►
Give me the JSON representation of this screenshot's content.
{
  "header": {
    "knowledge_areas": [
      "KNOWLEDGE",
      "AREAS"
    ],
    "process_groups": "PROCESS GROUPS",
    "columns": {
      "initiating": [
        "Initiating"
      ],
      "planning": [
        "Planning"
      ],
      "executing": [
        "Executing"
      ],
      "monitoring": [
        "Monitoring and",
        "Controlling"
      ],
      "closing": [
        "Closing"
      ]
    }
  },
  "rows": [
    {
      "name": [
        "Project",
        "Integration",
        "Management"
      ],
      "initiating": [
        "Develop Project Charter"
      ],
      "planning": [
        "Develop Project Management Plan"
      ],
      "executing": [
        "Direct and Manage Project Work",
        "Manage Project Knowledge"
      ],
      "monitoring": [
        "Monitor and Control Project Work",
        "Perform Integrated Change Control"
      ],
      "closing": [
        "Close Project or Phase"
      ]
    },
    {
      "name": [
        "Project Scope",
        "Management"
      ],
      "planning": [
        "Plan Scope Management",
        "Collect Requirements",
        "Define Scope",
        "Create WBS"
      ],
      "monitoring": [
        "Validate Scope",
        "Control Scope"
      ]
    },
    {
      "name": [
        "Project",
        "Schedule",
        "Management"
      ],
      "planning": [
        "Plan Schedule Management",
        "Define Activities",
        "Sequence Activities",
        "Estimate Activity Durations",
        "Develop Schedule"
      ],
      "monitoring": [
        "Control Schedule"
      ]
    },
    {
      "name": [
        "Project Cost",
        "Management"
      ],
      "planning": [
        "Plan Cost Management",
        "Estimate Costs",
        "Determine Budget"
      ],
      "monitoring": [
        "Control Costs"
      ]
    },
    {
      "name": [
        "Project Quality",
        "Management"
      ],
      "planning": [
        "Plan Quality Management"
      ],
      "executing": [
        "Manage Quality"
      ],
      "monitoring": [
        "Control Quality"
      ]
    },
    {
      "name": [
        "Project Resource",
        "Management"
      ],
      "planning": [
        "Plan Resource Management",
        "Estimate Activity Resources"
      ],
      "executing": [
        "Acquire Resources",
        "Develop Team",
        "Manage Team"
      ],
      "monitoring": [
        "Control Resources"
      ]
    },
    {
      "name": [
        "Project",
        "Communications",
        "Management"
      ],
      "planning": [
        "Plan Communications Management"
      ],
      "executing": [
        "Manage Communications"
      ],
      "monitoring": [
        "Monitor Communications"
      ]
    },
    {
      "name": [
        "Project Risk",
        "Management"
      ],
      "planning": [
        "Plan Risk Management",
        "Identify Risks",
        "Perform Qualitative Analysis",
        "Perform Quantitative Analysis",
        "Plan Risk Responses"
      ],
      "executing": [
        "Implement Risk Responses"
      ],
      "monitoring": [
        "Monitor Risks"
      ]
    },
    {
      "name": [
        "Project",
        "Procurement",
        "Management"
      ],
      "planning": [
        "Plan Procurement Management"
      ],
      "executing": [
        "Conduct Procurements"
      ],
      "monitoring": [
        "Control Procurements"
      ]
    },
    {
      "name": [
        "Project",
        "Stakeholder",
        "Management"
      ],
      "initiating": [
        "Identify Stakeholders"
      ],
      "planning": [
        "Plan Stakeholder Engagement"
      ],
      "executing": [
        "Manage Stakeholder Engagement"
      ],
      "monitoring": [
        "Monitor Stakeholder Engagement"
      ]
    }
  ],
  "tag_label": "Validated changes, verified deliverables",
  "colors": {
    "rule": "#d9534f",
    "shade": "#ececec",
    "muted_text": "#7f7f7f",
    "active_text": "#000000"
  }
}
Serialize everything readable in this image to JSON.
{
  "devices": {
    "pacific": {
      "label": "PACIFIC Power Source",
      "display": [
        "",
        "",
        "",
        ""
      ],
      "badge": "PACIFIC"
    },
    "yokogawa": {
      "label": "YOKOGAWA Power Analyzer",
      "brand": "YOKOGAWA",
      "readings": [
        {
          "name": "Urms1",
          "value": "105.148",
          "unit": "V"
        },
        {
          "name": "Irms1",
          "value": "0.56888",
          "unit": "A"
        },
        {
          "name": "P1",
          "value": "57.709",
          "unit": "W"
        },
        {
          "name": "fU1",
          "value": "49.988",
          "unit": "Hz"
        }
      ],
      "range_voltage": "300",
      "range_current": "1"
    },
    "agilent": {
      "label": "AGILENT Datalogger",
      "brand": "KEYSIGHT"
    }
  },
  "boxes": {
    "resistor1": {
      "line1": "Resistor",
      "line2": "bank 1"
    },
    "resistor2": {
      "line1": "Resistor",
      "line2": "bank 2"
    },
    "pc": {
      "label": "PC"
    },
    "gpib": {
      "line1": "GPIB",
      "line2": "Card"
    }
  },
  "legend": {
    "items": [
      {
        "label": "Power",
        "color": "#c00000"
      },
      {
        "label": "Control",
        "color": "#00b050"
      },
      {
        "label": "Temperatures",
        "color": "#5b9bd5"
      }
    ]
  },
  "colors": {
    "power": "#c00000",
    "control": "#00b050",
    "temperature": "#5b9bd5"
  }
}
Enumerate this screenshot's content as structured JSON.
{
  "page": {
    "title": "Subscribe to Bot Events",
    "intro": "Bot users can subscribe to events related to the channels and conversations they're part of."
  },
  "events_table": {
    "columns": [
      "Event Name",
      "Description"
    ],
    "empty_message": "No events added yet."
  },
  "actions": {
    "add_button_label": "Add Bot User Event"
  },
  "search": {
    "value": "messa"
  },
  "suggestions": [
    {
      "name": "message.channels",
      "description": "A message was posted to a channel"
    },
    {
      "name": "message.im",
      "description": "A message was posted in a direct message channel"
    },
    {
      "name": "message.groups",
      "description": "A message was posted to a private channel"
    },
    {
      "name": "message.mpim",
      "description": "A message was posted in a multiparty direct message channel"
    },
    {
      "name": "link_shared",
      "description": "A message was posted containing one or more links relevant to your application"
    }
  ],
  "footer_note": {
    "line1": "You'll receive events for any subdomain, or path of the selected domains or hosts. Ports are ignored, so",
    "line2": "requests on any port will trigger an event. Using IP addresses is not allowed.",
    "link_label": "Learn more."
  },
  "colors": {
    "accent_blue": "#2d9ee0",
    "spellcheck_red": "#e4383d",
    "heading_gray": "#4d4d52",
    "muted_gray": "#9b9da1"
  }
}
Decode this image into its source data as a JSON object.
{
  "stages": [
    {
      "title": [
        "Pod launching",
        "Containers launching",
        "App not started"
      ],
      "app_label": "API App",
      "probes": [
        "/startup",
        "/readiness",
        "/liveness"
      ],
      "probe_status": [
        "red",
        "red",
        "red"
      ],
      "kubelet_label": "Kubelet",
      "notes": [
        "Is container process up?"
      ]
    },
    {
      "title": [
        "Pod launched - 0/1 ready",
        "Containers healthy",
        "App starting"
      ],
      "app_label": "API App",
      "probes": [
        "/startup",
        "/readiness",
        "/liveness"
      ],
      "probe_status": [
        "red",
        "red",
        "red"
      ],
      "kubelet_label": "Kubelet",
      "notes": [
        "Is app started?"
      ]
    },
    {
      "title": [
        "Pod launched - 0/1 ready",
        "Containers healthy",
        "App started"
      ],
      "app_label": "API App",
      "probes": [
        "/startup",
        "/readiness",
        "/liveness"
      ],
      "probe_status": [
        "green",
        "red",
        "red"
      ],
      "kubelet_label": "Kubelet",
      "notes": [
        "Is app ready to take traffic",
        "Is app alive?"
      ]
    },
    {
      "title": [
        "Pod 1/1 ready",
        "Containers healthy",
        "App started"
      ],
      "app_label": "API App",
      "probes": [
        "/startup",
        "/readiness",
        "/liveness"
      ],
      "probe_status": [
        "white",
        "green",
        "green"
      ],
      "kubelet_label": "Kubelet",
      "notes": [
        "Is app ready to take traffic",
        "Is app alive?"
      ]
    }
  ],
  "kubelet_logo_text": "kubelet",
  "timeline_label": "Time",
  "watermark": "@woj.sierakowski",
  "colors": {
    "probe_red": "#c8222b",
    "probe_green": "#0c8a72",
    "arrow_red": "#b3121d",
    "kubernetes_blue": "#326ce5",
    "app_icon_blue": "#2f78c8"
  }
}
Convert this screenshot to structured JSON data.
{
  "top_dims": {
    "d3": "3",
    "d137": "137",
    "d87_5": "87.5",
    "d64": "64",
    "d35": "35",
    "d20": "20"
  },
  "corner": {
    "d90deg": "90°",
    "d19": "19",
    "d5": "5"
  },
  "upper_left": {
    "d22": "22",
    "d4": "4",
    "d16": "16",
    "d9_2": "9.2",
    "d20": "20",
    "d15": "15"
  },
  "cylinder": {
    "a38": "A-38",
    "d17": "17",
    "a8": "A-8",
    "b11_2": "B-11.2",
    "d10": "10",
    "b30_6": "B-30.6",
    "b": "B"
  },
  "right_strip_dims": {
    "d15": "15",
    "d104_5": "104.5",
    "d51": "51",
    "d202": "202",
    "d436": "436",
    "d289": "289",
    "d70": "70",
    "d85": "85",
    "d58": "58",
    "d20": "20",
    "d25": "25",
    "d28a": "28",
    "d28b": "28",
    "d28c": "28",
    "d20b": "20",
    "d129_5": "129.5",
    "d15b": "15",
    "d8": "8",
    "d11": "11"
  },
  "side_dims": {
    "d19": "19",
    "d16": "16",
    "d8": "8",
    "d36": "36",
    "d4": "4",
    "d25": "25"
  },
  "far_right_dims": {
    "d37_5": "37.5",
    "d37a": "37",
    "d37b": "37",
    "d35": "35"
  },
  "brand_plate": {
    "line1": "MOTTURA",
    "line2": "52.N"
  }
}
◄
GIVEN PROBLEM: Filter the entries down to the lines with the word "Resources" in them.

THE RESPONSE:
        "Estimate Activity Resources"
        "Acquire Resources",
        "Control Resources"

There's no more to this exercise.